(Excerpts from a layout annotation listing)
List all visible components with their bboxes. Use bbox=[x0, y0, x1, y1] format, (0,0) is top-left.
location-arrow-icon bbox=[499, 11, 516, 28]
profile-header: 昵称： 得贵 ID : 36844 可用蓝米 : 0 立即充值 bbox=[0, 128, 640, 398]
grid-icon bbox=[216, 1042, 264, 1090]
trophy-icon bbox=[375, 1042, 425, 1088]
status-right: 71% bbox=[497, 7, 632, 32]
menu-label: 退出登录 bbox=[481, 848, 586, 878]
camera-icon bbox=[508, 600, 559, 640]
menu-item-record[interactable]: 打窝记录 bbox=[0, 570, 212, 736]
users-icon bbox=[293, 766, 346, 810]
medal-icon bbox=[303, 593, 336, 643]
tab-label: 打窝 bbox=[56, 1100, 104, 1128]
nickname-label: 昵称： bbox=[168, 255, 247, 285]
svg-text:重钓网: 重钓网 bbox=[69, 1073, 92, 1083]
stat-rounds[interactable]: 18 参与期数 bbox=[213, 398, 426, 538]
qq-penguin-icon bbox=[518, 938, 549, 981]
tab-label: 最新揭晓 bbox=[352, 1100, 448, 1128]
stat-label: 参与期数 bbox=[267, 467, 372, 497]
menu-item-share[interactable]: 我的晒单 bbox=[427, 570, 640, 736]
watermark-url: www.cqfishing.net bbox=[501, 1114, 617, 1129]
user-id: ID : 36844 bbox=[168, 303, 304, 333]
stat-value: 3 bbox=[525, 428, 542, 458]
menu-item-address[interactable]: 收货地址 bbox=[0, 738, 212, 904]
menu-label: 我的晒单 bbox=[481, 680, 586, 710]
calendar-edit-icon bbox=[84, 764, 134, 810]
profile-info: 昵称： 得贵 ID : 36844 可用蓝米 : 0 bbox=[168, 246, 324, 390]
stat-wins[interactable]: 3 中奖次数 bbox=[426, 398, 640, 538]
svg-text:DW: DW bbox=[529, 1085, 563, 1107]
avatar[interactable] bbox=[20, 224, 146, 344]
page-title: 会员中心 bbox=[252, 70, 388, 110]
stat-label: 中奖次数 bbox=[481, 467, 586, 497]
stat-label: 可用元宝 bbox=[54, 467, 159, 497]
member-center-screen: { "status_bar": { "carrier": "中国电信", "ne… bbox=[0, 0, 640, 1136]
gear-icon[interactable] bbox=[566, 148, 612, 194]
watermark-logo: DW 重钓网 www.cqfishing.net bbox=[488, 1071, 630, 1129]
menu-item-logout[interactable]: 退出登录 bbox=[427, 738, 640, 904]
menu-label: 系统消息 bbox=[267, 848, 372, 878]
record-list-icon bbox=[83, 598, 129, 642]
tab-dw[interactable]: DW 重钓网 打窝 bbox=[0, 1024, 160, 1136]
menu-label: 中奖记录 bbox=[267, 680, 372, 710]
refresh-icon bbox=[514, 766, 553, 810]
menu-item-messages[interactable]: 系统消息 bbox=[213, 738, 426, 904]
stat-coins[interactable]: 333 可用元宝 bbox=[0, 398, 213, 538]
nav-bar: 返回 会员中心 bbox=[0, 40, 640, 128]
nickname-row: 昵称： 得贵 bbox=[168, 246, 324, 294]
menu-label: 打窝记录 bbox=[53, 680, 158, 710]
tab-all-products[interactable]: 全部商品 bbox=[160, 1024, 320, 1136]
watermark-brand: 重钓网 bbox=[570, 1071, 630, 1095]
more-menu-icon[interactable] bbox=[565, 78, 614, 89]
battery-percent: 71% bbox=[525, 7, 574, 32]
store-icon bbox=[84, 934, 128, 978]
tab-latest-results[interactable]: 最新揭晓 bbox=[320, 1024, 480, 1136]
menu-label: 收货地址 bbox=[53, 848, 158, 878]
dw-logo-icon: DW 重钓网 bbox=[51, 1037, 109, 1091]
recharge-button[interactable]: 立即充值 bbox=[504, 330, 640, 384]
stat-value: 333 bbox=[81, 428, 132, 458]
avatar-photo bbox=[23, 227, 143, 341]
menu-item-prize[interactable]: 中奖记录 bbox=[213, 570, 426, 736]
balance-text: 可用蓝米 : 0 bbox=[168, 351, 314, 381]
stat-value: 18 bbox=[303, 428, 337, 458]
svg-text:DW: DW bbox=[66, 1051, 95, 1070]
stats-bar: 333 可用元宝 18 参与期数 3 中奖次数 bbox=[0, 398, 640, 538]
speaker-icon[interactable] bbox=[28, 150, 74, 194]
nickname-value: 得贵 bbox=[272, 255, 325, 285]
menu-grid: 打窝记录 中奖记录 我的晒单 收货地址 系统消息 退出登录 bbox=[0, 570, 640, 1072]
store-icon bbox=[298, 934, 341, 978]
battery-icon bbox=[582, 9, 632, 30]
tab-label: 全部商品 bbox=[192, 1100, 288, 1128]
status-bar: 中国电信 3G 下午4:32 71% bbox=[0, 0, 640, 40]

- **WORK INSTRUCTIONS**
Rewrite the listing above with every "stat-label" swapped for "stat-caption", keeping everything else identical.

- **CORRECT RESPONSE**
List all visible components with their bboxes. Use bbox=[x0, y0, x1, y1] format, (0,0) is top-left.
location-arrow-icon bbox=[499, 11, 516, 28]
profile-header: 昵称： 得贵 ID : 36844 可用蓝米 : 0 立即充值 bbox=[0, 128, 640, 398]
grid-icon bbox=[216, 1042, 264, 1090]
trophy-icon bbox=[375, 1042, 425, 1088]
status-right: 71% bbox=[497, 7, 632, 32]
menu-label: 退出登录 bbox=[481, 848, 586, 878]
camera-icon bbox=[508, 600, 559, 640]
menu-item-record[interactable]: 打窝记录 bbox=[0, 570, 212, 736]
users-icon bbox=[293, 766, 346, 810]
medal-icon bbox=[303, 593, 336, 643]
tab-label: 打窝 bbox=[56, 1100, 104, 1128]
nickname-label: 昵称： bbox=[168, 255, 247, 285]
svg-text:重钓网: 重钓网 bbox=[69, 1073, 92, 1083]
stat-rounds[interactable]: 18 参与期数 bbox=[213, 398, 426, 538]
qq-penguin-icon bbox=[518, 938, 549, 981]
tab-label: 最新揭晓 bbox=[352, 1100, 448, 1128]
stat-caption: 参与期数 bbox=[267, 467, 372, 497]
menu-item-share[interactable]: 我的晒单 bbox=[427, 570, 640, 736]
watermark-url: www.cqfishing.net bbox=[501, 1114, 617, 1129]
user-id: ID : 36844 bbox=[168, 303, 304, 333]
stat-value: 3 bbox=[525, 428, 542, 458]
menu-item-address[interactable]: 收货地址 bbox=[0, 738, 212, 904]
menu-label: 我的晒单 bbox=[481, 680, 586, 710]
calendar-edit-icon bbox=[84, 764, 134, 810]
profile-info: 昵称： 得贵 ID : 36844 可用蓝米 : 0 bbox=[168, 246, 324, 390]
stat-wins[interactable]: 3 中奖次数 bbox=[426, 398, 640, 538]
svg-text:DW: DW bbox=[529, 1085, 563, 1107]
avatar[interactable] bbox=[20, 224, 146, 344]
page-title: 会员中心 bbox=[252, 70, 388, 110]
stat-caption: 中奖次数 bbox=[481, 467, 586, 497]
stat-caption: 可用元宝 bbox=[54, 467, 159, 497]
member-center-screen: { "status_bar": { "carrier": "中国电信", "ne… bbox=[0, 0, 640, 1136]
gear-icon[interactable] bbox=[566, 148, 612, 194]
watermark-logo: DW 重钓网 www.cqfishing.net bbox=[488, 1071, 630, 1129]
menu-item-logout[interactable]: 退出登录 bbox=[427, 738, 640, 904]
menu-label: 系统消息 bbox=[267, 848, 372, 878]
record-list-icon bbox=[83, 598, 129, 642]
tab-dw[interactable]: DW 重钓网 打窝 bbox=[0, 1024, 160, 1136]
menu-label: 中奖记录 bbox=[267, 680, 372, 710]
refresh-icon bbox=[514, 766, 553, 810]
menu-item-messages[interactable]: 系统消息 bbox=[213, 738, 426, 904]
stat-coins[interactable]: 333 可用元宝 bbox=[0, 398, 213, 538]
nav-bar: 返回 会员中心 bbox=[0, 40, 640, 128]
nickname-row: 昵称： 得贵 bbox=[168, 246, 324, 294]
menu-label: 打窝记录 bbox=[53, 680, 158, 710]
tab-all-products[interactable]: 全部商品 bbox=[160, 1024, 320, 1136]
watermark-brand: 重钓网 bbox=[570, 1071, 630, 1095]
more-menu-icon[interactable] bbox=[565, 78, 614, 89]
battery-percent: 71% bbox=[525, 7, 574, 32]
store-icon bbox=[84, 934, 128, 978]
tab-latest-results[interactable]: 最新揭晓 bbox=[320, 1024, 480, 1136]
menu-label: 收货地址 bbox=[53, 848, 158, 878]
dw-logo-icon: DW 重钓网 bbox=[51, 1037, 109, 1091]
recharge-button[interactable]: 立即充值 bbox=[504, 330, 640, 384]
stat-value: 333 bbox=[81, 428, 132, 458]
avatar-photo bbox=[23, 227, 143, 341]
menu-item-prize[interactable]: 中奖记录 bbox=[213, 570, 426, 736]
balance-text: 可用蓝米 : 0 bbox=[168, 351, 314, 381]
stat-value: 18 bbox=[303, 428, 337, 458]
svg-text:DW: DW bbox=[66, 1051, 95, 1070]
stats-bar: 333 可用元宝 18 参与期数 3 中奖次数 bbox=[0, 398, 640, 538]
speaker-icon[interactable] bbox=[28, 150, 74, 194]
nickname-value: 得贵 bbox=[272, 255, 325, 285]
menu-grid: 打窝记录 中奖记录 我的晒单 收货地址 系统消息 退出登录 bbox=[0, 570, 640, 1072]
store-icon bbox=[298, 934, 341, 978]
battery-icon bbox=[582, 9, 632, 30]
tab-label: 全部商品 bbox=[192, 1100, 288, 1128]
status-bar: 中国电信 3G 下午4:32 71% bbox=[0, 0, 640, 40]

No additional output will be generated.